**TASK GOAL**
Take down each entry exactly as written.

**DATA LINES**

────────────────────────────────────────

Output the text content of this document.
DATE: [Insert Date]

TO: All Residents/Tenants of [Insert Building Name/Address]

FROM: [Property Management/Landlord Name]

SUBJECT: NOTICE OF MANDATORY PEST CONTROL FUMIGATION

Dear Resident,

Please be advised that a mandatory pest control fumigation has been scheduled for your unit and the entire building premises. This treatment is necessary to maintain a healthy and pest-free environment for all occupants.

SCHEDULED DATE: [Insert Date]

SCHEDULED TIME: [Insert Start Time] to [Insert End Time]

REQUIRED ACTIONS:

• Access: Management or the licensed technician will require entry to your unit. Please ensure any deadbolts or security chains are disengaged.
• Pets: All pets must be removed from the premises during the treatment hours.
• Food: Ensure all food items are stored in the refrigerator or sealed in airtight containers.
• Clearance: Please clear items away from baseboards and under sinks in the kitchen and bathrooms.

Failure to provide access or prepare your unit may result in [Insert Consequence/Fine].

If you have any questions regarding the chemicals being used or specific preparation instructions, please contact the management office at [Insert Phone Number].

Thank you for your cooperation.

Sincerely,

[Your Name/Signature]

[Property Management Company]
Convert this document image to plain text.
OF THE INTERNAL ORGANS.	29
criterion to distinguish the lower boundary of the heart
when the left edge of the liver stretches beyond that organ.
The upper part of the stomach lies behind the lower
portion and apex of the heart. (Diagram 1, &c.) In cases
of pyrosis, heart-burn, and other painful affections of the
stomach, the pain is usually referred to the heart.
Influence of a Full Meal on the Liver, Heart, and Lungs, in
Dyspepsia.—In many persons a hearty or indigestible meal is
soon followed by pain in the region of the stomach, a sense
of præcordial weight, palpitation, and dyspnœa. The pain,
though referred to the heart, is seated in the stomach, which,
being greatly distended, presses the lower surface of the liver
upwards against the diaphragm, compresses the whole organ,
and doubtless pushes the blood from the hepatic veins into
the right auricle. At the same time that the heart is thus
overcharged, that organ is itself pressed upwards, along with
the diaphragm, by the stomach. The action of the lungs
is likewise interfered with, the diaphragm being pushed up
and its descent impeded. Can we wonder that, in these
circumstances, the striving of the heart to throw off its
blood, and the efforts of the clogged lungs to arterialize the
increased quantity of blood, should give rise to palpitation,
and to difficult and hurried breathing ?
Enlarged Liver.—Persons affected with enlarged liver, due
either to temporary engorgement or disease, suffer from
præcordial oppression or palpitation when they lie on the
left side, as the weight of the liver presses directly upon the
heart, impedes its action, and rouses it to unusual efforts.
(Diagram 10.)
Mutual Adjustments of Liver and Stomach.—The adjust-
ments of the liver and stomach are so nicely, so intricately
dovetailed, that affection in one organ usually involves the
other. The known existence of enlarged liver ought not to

────────────────────────────────────────

**ANSWER TO THE EXERCISE**
Output the text content of this document.
DATE: [Insert Date]

TO: All Residents/Tenants of [Insert Building Name/Address]

FROM: [Property Management/Landlord Name]

SUBJECT: NOTICE OF MANDATORY PEST CONTROL FUMIGATION

Dear Resident,

Please be advised that a mandatory pest control fumigation has been scheduled for your unit and the entire building premises. This treatment is necessary to maintain a healthy and pest-free environment for all occupants.

SCHEDULED DATE: [Insert Date]

SCHEDULED TIME: [Insert Start Time] to [Insert End Time]

REQUIRED ACTIONS:

• Access: Management or the licensed technician will require entry to your unit. Please ensure any deadbolts or security chains are disengaged.
• Pets: All pets must be removed from the premises during the treatment hours.
• Food: Ensure all food items are stored in the refrigerator or sealed in airtight containers.
• Clearance: Please clear items away from baseboards and under sinks in the kitchen and bathrooms.

Failure to provide access or prepare your unit may result in [Insert Consequence/Fine].

If you have any questions regarding the chemicals being used or specific preparation instructions, please contact the management office at [Insert Phone Number].

Thank you for your cooperation.

Sincerely,

[Your Name/Signature]

[Property Management Company]
Convert this document image to plain text.
OF THE INTERNAL ORGANS.	29
criterion to distinguish the lower boundary of the heart
when the left edge of the liver stretches beyond that organ.
The upper part of the stomach lies behind the lower
portion and apex of the heart. (Diagram 1, &c.) In cases
of pyrosis, heart-burn, and other painful affections of the
stomach, the pain is usually referred to the heart.
Influence of a Full Meal on the Liver, Heart, and Lungs, in
Dyspepsia.—In many persons a hearty or indigestible meal is
soon followed by pain in the region of the stomach, a sense
of præcordial weight, palpitation, and dyspnœa. The pain,
though referred to the heart, is seated in the stomach, which,
being greatly distended, presses the lower surface of the liver
upwards against the diaphragm, compresses the whole organ,
and doubtless pushes the blood from the hepatic veins into
the right auricle. At the same time that the heart is thus
overcharged, that organ is itself pressed upwards, along with
the diaphragm, by the stomach. The action of the lungs
is likewise interfered with, the diaphragm being pushed up
and its descent impeded. Can we wonder that, in these
circumstances, the striving of the heart to throw off its
blood, and the efforts of the clogged lungs to arterialize the
increased quantity of blood, should give rise to palpitation,
and to difficult and hurried breathing ?
Enlarged Liver.—Persons affected with enlarged liver, due
either to temporary engorgement or disease, suffer from
præcordial oppression or palpitation when they lie on the
left side, as the weight of the liver presses directly upon the
heart, impedes its action, and rouses it to unusual efforts.
(Diagram 10.)
Mutual Adjustments of Liver and Stomach.—The adjust-
ments of the liver and stomach are so nicely, so intricately
dovetailed, that affection in one organ usually involves the
other. The known existence of enlarged liver ought not to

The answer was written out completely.